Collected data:
----------------------------------------

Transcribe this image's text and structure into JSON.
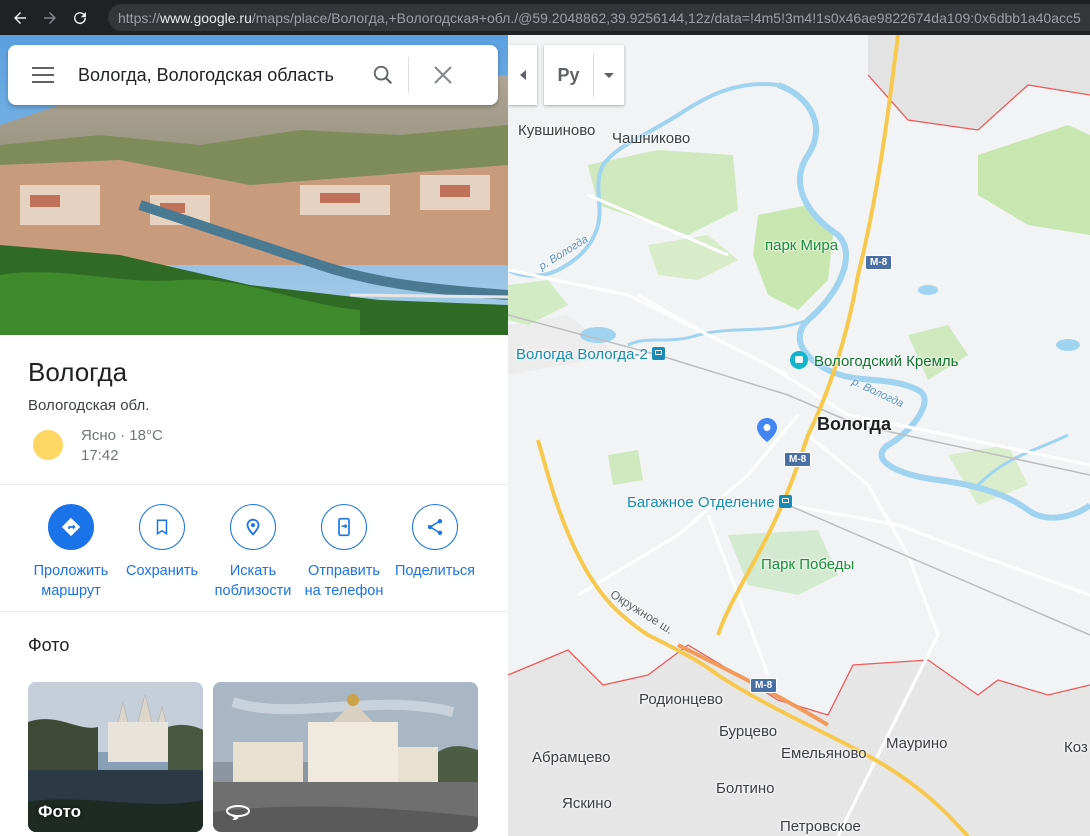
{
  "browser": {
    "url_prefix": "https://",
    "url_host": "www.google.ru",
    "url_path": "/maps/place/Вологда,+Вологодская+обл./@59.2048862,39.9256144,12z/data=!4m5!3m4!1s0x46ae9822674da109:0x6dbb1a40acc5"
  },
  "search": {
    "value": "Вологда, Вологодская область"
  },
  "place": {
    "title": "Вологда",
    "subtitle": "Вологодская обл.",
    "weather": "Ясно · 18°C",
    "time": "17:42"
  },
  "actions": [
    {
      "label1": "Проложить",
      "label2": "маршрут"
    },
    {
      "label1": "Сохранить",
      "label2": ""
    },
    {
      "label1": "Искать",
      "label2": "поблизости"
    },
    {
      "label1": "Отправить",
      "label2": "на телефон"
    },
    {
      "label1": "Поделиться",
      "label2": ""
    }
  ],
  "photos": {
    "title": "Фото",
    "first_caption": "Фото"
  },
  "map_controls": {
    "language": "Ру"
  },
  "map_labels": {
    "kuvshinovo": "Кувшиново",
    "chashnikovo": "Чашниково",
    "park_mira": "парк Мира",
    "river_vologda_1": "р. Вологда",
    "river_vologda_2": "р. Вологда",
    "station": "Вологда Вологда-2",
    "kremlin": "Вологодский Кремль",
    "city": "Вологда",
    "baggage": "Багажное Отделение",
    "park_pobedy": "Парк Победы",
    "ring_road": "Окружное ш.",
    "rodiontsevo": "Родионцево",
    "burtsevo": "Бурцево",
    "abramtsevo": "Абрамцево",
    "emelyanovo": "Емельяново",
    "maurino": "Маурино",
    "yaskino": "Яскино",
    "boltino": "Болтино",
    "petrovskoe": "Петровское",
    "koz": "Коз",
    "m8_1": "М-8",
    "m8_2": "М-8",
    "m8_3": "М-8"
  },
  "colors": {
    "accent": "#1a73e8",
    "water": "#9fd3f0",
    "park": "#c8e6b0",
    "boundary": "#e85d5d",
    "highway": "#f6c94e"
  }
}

----------------------------------------

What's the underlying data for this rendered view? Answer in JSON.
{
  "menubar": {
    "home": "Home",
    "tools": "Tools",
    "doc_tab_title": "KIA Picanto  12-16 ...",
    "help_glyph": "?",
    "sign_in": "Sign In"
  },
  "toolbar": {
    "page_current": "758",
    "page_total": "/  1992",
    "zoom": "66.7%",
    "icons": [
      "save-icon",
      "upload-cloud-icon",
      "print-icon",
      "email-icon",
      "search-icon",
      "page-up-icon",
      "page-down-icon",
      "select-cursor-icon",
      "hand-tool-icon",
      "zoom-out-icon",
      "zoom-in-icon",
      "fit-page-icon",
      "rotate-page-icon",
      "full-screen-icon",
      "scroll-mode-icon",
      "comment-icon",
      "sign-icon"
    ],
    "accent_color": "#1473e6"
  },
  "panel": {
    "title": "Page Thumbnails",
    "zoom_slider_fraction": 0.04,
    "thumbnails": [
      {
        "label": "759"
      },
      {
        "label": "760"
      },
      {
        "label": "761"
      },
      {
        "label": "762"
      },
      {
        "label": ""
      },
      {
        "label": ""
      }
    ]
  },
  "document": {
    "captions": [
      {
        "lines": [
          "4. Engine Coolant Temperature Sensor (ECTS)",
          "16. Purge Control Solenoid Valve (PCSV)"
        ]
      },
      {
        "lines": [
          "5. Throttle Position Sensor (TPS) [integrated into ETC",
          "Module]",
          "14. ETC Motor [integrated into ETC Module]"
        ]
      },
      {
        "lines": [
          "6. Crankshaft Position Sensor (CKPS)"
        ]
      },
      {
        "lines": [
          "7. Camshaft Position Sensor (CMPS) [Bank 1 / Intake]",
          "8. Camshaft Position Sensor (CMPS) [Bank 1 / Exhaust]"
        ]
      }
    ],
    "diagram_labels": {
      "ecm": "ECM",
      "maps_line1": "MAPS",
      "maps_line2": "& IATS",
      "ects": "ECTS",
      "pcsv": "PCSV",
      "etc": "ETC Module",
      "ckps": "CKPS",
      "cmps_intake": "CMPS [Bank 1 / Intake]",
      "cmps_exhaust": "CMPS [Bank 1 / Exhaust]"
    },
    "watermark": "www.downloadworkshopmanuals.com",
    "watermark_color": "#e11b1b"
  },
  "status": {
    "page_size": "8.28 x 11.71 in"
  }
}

----------------------------------------

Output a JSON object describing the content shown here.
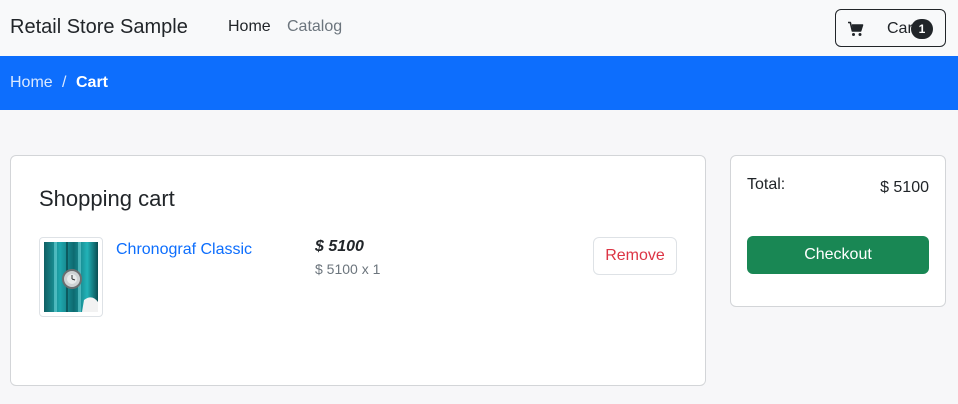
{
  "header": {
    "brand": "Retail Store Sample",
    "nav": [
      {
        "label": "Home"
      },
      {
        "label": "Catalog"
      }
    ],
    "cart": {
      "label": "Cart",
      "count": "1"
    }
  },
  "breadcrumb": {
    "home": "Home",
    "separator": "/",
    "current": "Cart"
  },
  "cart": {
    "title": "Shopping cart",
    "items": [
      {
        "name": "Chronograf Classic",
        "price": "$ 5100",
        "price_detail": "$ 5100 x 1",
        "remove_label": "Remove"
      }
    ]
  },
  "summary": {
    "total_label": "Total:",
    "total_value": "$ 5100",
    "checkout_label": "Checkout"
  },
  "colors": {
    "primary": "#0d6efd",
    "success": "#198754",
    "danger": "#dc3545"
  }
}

----------------------------------------

=== What is required ===
Tally up the lines with the word "integrated" in them, and answer with that number by itself.

=== Complete output ===
2